SUPPLIED DATA:
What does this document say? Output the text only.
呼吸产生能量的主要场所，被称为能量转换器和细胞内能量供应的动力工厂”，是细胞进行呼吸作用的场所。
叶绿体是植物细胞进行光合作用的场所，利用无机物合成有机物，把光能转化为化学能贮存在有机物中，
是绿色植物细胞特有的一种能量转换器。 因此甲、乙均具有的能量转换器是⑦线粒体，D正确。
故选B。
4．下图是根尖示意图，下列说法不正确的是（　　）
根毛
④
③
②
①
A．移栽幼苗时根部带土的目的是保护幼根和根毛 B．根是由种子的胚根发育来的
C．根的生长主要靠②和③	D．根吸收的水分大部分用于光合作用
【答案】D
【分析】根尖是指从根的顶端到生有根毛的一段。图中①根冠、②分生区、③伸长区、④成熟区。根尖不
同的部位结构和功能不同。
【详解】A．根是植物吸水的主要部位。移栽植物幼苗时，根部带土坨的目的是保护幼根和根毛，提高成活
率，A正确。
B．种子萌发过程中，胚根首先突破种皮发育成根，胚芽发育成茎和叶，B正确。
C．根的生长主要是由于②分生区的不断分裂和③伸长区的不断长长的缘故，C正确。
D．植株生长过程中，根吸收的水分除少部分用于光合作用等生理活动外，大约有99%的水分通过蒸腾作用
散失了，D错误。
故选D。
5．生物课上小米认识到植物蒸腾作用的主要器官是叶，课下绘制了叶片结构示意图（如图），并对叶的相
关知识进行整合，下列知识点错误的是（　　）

TASK INSTRUCTIONS:
All of the lines above must be returned exactly.

THE RESULT:
What does this document say? Output the text only.
呼吸产生能量的主要场所，被称为能量转换器和细胞内能量供应的动力工厂”，是细胞进行呼吸作用的场所。
叶绿体是植物细胞进行光合作用的场所，利用无机物合成有机物，把光能转化为化学能贮存在有机物中，
是绿色植物细胞特有的一种能量转换器。 因此甲、乙均具有的能量转换器是⑦线粒体，D正确。
故选B。
4．下图是根尖示意图，下列说法不正确的是（　　）
根毛
④
③
②
①
A．移栽幼苗时根部带土的目的是保护幼根和根毛 B．根是由种子的胚根发育来的
C．根的生长主要靠②和③	D．根吸收的水分大部分用于光合作用
【答案】D
【分析】根尖是指从根的顶端到生有根毛的一段。图中①根冠、②分生区、③伸长区、④成熟区。根尖不
同的部位结构和功能不同。
【详解】A．根是植物吸水的主要部位。移栽植物幼苗时，根部带土坨的目的是保护幼根和根毛，提高成活
率，A正确。
B．种子萌发过程中，胚根首先突破种皮发育成根，胚芽发育成茎和叶，B正确。
C．根的生长主要是由于②分生区的不断分裂和③伸长区的不断长长的缘故，C正确。
D．植株生长过程中，根吸收的水分除少部分用于光合作用等生理活动外，大约有99%的水分通过蒸腾作用
散失了，D错误。
故选D。
5．生物课上小米认识到植物蒸腾作用的主要器官是叶，课下绘制了叶片结构示意图（如图），并对叶的相
关知识进行整合，下列知识点错误的是（　　）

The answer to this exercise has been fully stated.